--- DESKRIPSI TUGAS ---
Tuliskan ulang tanpa perubahan bagian potongan teks tentang Mu'adz bin Jabal, mulai dari "Guru Berguru kepada" sampai dengan "Cigombong Kab. Bogor)".

##### POTONGAN TEKS #####

Guru Berguru kepada Mu'adz bin Jabal

Penulis Dr. Drs. Raya Erwana, M.Pd.

Dibaca: 270 kali

Dr. Drs. Raya Erwana, M.Pd.

Oleh Dr. Drs. Raya Erwana, M.Pd.

(Kepala SMAN 1 Cigombong Kab. Bogor)

 

Mu'adz bin Jabal adalah sahabat Nabi dari kaum Anshar yang berbai'at kepada Rasulullah sejak pertama kali. Sehingga ia termasuk orang yang pertama kali masuk Islam (as-Sabiqun al-Awwalun).

Mu'adz bin Jabal adalah sahabat Rasulullah yang mempunyai kelebihan yang sangat menonjol dan istimewa yaitu ilmu fiqih atau keahliannya dalam soal hukum. Keahliannya dalam fiqih dan ilmu pengetahuan ini mencapai taraf yang menyebabkannya berhak menerima pujian dari Rasulullah SAW dengan sabdanya: "Umatku yang paling tahu akan yang halal dan yang haram ialah Mu'adz bin Jabal." Dalam kecerdasan otak dan keberaniannya mengemukakan pendapat, Mu'adz hampir sama dengan Umar bin Khathab.

Pendapat Mu'adz bin Jabal tentang keberadaan guru, sebagaimana seorang guru itu harus bersikap dan bertingkah laku seharusnya adalah: Guru yang menggembirakan bukan guru yang menakut-nakuti, guru yang mempersatukan bukan guru yang menceraiberaikan dan guru yang mempermudah bukan guru yang mempersulit.

Pendapat Mu'adz bin Jabal di atas patut dijadikan pegangan oleh semua guru didalam menjalankan tugasnya sehari-hari dalam mentransfer ilmu pengetahuan juga memberikan suri tauladan dalam kehidupannya.

1. Guru Menggembirakan bukan Menakut-nakuti

Seorang guru harus mengikhlaskan niatnya di dalam mengajar, dan menganggap pekerjaannya sebagai ibadah untuk mencari ridha Allah. Seorang guru bertugas menjalankan tugas rasul-rasul yang terpilih, dalam memberikan petunjuk dan mengajarkan kebenaran kepada manusia.

##### DATA MASUKAN #####

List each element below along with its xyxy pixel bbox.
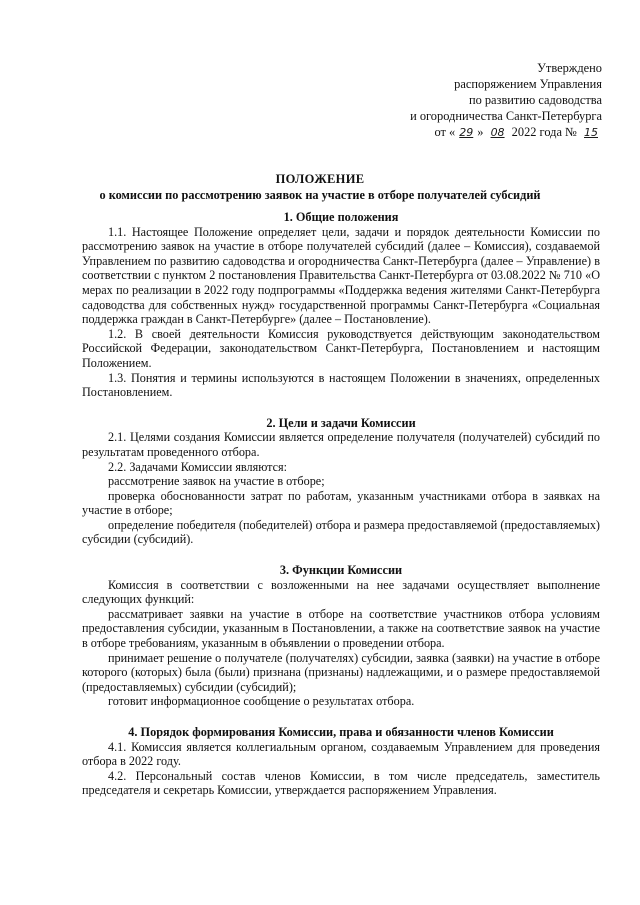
paragraph: 1.2. В своей деятельности Комиссия руководствуется действующим законодательством Российской Федерации, законодательством Санкт-Петербурга, Постановлением и настоящим Положением. bbox=[82, 326, 600, 370]
approval-day: 29 bbox=[459, 126, 474, 139]
approval-line-1: Утверждено bbox=[537, 61, 602, 75]
paragraph: проверка обоснованности затрат по работам, указанным участниками отбора в заявках на участие в отборе; bbox=[82, 488, 600, 518]
paragraph: 4.2. Персональный состав членов Комиссии, в том числе председатель, заместитель председателя и секретарь Комиссии, утверждается распоряжением Управления. bbox=[82, 768, 600, 798]
approval-line-3: по развитию садоводства bbox=[468, 93, 602, 107]
approval-date-prefix: от « bbox=[434, 125, 456, 139]
approval-number: 15 bbox=[584, 126, 598, 139]
paragraph: готовит информационное сообщение о результатах отбора. bbox=[108, 694, 415, 709]
paragraph: рассматривает заявки на участие в отборе на соответствие участников отбора условиям предоставления субсидии, указанным в Постановлении, а также на соответствие заявок на участие в отборе требованиям, указанным в объявлении о проведении отбора. bbox=[82, 606, 600, 651]
approval-line-2: распоряжением Управления bbox=[454, 77, 602, 91]
approval-month-sep: » bbox=[477, 125, 484, 139]
approval-stamp bbox=[342, 60, 602, 141]
approval-month: 08 bbox=[490, 126, 505, 139]
paragraph: 1.3. Понятия и термины используются в настоящем Положении в значениях, определенных Постановлением. bbox=[82, 370, 600, 400]
section-3-heading: 3. Функции Комиссии bbox=[279, 563, 403, 578]
approval-year-text: 2022 года № bbox=[511, 125, 577, 139]
paragraph: 2.2. Задачами Комиссии являются: bbox=[108, 459, 288, 474]
document-subtitle: о комиссии по рассмотрению заявок на участие в отборе получателей субсидий bbox=[99, 188, 541, 202]
document-title: ПОЛОЖЕНИЕ bbox=[275, 172, 365, 186]
paragraph: принимает решение о получателе (получателях) субсидии, заявка (заявки) на участие в отборе которого (которых) была (были) признана (признаны) надлежащими, и о размере предоставляемой (предоставляемых) субсидии (субсидий); bbox=[82, 650, 600, 694]
section-4-heading: 4. Порядок формирования Комиссии, права и обязанности членов Комиссии bbox=[128, 725, 554, 739]
section-1-heading: 1. Общие положения bbox=[283, 210, 399, 224]
document-body bbox=[82, 210, 600, 798]
paragraph: 4.1. Комиссия является коллегиальным органом, создаваемым Управлением для проведения отбора в 2022 году. bbox=[82, 739, 600, 769]
paragraph: Комиссия в соответствии с возложенными на нее задачами осуществляет выполнение следующих функций: bbox=[82, 577, 600, 607]
paragraph: 1.1. Настоящее Положение определяет цели, задачи и порядок деятельности Комиссии по рассмотрению заявок на участие в отборе получателей субсидий (далее – Комиссия), создаваемой Управлением по развитию садоводства и огородничества Санкт-Петербурга (далее – Управление) в соответствии с пунктом 2 постановления Правительства Санкт-Петербурга от 03.08.2022 № 710 «О мерах по реализации в 2022 году подпрограммы «Поддержка ведения жителями Санкт-Петербурга садоводства для собственных нужд» государственной программы Санкт-Петербурга «Социальная поддержка граждан в Санкт-Петербурге» (далее – Постановление). bbox=[82, 224, 600, 327]
approval-line-4: и огородничества Санкт-Петербурга bbox=[410, 109, 602, 123]
approval-date-line bbox=[342, 124, 602, 141]
section-2-heading: 2. Цели и задачи Комиссии bbox=[266, 415, 416, 430]
paragraph: 2.1. Целями создания Комиссии является определение получателя (получателей) субсидий по результатам проведенного отбора. bbox=[82, 430, 600, 459]
paragraph: определение победителя (победителей) отбора и размера предоставляемой (предоставляемых) субсидии (субсидий). bbox=[82, 517, 600, 547]
paragraph: рассмотрение заявок на участие в отборе; bbox=[108, 474, 325, 489]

#####

--- JAWABAN TERTULIS ---
Guru Berguru kepada Mu'adz bin Jabal

Penulis Dr. Drs. Raya Erwana, M.Pd.

Dibaca: 270 kali

Dr. Drs. Raya Erwana, M.Pd.

Oleh Dr. Drs. Raya Erwana, M.Pd.

(Kepala SMAN 1 Cigombong Kab. Bogor)